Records
################

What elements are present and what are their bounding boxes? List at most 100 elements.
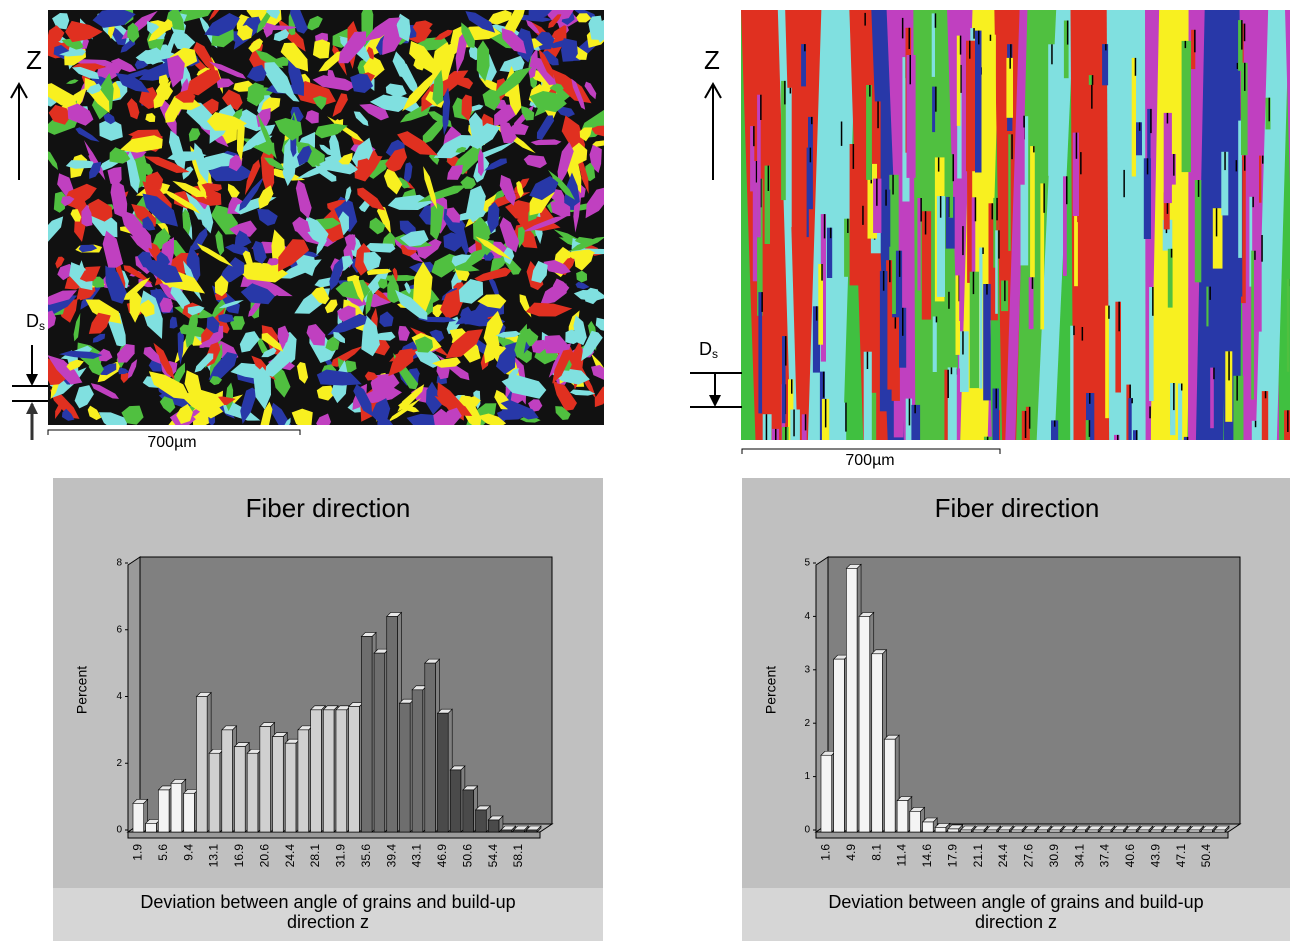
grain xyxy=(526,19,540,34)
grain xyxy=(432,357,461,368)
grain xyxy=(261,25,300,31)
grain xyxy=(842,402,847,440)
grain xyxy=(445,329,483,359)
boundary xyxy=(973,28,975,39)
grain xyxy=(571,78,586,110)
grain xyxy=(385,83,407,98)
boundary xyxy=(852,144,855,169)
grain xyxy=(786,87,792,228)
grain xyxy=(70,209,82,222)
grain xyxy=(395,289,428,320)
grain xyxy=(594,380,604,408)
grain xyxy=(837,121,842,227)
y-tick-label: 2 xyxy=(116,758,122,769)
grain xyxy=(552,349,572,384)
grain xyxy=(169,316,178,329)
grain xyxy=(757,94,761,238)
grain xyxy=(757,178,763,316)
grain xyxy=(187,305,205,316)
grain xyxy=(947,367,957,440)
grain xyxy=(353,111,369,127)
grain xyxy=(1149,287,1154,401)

################

■ **Required work**:
Could you format each line of the items above as a JSON list of strings, one string per line, with blank lines dropped and the pictures left out?

■ **Exercise solution**:
[
  "What elements are present and what are their bounding boxes? List at most 100 elements.",
  "grain xyxy=(526,19,540,34)",
  "grain xyxy=(432,357,461,368)",
  "grain xyxy=(261,25,300,31)",
  "grain xyxy=(842,402,847,440)",
  "grain xyxy=(445,329,483,359)",
  "boundary xyxy=(973,28,975,39)",
  "grain xyxy=(571,78,586,110)",
  "grain xyxy=(385,83,407,98)",
  "boundary xyxy=(852,144,855,169)",
  "grain xyxy=(786,87,792,228)",
  "grain xyxy=(70,209,82,222)",
  "grain xyxy=(395,289,428,320)",
  "grain xyxy=(594,380,604,408)",
  "grain xyxy=(837,121,842,227)",
  "y-tick-label: 2 xyxy=(116,758,122,769)",
  "grain xyxy=(552,349,572,384)",
  "grain xyxy=(169,316,178,329)",
  "grain xyxy=(757,94,761,238)",
  "grain xyxy=(757,178,763,316)",
  "grain xyxy=(187,305,205,316)",
  "grain xyxy=(947,367,957,440)",
  "grain xyxy=(353,111,369,127)",
  "grain xyxy=(1149,287,1154,401)"
]